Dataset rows
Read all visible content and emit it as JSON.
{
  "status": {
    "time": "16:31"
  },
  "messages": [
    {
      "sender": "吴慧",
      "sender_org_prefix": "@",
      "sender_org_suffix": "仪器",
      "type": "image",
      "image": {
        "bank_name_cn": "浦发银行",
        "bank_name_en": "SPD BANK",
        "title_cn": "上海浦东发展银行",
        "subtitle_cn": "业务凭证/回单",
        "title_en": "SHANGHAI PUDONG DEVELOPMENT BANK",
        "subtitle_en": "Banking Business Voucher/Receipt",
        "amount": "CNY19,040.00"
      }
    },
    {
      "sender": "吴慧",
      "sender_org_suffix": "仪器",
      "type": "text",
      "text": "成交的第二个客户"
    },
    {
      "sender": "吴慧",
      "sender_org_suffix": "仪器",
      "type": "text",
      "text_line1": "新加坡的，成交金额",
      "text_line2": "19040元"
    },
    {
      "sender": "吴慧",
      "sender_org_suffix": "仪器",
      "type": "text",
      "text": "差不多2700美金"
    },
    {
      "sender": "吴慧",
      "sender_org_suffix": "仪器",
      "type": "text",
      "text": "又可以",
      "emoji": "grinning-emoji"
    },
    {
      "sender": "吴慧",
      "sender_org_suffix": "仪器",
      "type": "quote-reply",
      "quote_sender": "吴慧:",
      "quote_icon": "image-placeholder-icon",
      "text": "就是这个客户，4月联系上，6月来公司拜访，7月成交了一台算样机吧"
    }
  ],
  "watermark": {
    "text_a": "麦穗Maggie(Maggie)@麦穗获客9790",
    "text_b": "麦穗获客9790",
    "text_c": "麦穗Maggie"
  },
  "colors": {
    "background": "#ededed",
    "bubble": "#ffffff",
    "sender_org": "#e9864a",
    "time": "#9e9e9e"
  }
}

▶ [Exercise brief]
Return each entry from above without altering a single character.

▶ [Reply to the exercise]
Read all visible content and emit it as JSON.
{
  "status": {
    "time": "16:31"
  },
  "messages": [
    {
      "sender": "吴慧",
      "sender_org_prefix": "@",
      "sender_org_suffix": "仪器",
      "type": "image",
      "image": {
        "bank_name_cn": "浦发银行",
        "bank_name_en": "SPD BANK",
        "title_cn": "上海浦东发展银行",
        "subtitle_cn": "业务凭证/回单",
        "title_en": "SHANGHAI PUDONG DEVELOPMENT BANK",
        "subtitle_en": "Banking Business Voucher/Receipt",
        "amount": "CNY19,040.00"
      }
    },
    {
      "sender": "吴慧",
      "sender_org_suffix": "仪器",
      "type": "text",
      "text": "成交的第二个客户"
    },
    {
      "sender": "吴慧",
      "sender_org_suffix": "仪器",
      "type": "text",
      "text_line1": "新加坡的，成交金额",
      "text_line2": "19040元"
    },
    {
      "sender": "吴慧",
      "sender_org_suffix": "仪器",
      "type": "text",
      "text": "差不多2700美金"
    },
    {
      "sender": "吴慧",
      "sender_org_suffix": "仪器",
      "type": "text",
      "text": "又可以",
      "emoji": "grinning-emoji"
    },
    {
      "sender": "吴慧",
      "sender_org_suffix": "仪器",
      "type": "quote-reply",
      "quote_sender": "吴慧:",
      "quote_icon": "image-placeholder-icon",
      "text": "就是这个客户，4月联系上，6月来公司拜访，7月成交了一台算样机吧"
    }
  ],
  "watermark": {
    "text_a": "麦穗Maggie(Maggie)@麦穗获客9790",
    "text_b": "麦穗获客9790",
    "text_c": "麦穗Maggie"
  },
  "colors": {
    "background": "#ededed",
    "bubble": "#ffffff",
    "sender_org": "#e9864a",
    "time": "#9e9e9e"
  }
}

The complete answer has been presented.